#### [Dataset records]
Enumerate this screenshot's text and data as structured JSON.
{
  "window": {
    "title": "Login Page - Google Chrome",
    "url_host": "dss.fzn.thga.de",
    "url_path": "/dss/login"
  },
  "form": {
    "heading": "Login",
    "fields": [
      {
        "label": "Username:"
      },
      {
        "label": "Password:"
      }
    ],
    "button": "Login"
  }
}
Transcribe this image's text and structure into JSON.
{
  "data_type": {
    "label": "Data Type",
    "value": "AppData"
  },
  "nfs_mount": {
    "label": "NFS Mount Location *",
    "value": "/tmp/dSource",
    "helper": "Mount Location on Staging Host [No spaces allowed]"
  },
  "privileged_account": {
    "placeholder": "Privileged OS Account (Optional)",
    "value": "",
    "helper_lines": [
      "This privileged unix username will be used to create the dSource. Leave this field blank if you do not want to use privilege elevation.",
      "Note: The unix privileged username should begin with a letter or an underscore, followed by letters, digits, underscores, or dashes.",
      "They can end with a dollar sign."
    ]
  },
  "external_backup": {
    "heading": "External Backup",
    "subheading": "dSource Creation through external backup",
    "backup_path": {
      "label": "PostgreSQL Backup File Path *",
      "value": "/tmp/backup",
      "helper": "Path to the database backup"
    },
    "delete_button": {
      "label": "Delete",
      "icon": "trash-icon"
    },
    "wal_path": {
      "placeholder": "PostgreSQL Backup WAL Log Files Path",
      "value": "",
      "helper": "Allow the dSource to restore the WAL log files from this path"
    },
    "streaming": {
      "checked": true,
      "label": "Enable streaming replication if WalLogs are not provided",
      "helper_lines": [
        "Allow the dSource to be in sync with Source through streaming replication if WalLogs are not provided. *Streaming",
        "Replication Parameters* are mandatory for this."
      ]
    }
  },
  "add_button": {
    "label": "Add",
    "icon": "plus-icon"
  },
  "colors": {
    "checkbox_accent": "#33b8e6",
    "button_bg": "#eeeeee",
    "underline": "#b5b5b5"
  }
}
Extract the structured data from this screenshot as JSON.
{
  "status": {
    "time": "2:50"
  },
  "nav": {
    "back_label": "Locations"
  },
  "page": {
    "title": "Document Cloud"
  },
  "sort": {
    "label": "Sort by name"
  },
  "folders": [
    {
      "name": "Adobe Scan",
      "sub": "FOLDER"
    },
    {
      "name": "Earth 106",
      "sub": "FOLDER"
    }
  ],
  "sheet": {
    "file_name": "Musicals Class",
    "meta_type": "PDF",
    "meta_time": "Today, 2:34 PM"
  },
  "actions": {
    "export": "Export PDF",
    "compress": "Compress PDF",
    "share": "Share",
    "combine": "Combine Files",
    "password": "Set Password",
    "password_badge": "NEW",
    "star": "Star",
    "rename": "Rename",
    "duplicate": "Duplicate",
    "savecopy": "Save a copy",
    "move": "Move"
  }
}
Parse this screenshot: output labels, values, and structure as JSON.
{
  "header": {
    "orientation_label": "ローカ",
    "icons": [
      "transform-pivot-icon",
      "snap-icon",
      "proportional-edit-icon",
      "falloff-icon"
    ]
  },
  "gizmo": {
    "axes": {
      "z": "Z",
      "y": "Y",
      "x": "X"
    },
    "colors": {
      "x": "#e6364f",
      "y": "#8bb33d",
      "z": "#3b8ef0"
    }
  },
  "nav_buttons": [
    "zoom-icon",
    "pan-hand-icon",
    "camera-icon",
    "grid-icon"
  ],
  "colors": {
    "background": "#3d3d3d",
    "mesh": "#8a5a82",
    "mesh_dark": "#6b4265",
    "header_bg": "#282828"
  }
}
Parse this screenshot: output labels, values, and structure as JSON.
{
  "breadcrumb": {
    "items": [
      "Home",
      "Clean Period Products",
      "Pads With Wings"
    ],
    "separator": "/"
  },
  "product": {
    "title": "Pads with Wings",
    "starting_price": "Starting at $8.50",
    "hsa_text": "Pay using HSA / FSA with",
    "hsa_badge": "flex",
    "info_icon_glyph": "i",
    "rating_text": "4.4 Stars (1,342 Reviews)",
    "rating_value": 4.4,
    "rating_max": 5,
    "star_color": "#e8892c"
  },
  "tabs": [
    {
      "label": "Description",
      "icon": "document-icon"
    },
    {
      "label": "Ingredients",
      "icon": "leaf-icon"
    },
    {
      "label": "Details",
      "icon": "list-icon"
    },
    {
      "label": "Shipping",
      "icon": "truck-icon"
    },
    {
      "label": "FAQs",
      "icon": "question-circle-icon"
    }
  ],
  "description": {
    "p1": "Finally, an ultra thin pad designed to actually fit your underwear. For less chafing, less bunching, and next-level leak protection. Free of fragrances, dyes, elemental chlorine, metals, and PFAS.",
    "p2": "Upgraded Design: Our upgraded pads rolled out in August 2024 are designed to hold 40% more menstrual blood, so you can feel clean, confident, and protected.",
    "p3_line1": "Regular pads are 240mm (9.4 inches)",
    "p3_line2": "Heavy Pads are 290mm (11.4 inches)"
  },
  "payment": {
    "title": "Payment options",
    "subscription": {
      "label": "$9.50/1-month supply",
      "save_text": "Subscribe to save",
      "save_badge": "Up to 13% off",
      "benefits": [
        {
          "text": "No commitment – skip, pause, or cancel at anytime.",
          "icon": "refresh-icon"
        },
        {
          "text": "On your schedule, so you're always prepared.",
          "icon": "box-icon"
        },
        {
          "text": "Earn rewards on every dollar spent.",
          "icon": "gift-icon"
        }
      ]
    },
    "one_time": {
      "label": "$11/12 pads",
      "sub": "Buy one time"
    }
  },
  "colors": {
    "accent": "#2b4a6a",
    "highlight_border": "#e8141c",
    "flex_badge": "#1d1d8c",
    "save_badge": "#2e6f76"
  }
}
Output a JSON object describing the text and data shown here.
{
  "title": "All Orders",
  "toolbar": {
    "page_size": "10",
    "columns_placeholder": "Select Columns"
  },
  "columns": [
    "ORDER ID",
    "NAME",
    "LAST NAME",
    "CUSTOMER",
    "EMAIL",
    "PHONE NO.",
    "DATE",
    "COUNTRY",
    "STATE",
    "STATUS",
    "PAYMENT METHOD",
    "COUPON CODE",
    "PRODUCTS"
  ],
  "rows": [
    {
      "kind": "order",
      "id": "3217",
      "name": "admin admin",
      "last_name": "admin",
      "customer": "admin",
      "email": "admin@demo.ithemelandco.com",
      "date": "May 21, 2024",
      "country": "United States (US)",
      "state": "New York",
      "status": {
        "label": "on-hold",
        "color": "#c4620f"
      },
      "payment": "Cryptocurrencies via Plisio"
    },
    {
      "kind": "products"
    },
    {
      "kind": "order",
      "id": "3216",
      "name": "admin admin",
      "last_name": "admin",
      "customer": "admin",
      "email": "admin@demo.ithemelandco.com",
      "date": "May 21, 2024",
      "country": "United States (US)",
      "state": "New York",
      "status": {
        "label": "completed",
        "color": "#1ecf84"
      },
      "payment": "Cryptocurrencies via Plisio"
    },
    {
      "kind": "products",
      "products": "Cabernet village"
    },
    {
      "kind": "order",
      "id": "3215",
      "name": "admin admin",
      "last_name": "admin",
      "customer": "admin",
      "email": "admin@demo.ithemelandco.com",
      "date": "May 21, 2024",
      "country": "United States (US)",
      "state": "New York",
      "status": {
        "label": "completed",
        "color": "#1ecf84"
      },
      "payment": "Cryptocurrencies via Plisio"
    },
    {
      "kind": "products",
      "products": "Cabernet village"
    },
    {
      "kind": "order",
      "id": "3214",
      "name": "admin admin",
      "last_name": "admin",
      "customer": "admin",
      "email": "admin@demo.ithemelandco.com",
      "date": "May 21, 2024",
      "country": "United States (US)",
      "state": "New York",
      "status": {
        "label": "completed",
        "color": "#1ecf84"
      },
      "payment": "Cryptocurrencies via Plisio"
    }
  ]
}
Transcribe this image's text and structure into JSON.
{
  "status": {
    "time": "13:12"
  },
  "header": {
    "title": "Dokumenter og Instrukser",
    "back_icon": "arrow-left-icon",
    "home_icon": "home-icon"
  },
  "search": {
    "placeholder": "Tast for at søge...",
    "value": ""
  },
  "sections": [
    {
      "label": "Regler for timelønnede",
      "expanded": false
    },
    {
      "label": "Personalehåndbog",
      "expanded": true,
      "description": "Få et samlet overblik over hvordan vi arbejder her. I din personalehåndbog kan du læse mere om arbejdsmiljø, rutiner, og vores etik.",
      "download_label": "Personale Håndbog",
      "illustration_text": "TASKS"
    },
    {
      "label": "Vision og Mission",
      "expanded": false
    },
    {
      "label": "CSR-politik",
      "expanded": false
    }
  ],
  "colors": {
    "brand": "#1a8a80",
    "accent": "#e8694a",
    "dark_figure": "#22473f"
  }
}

#### [Your instructions]
Identify and extract each line of the listing that contains "unix".

#### [Answer]
      "This privileged unix username will be used to create the dSource. Leave this field blank if you do not want to use privilege elevation.",
      "Note: The unix privileged username should begin with a letter or an underscore, followed by letters, digits, underscores, or dashes.",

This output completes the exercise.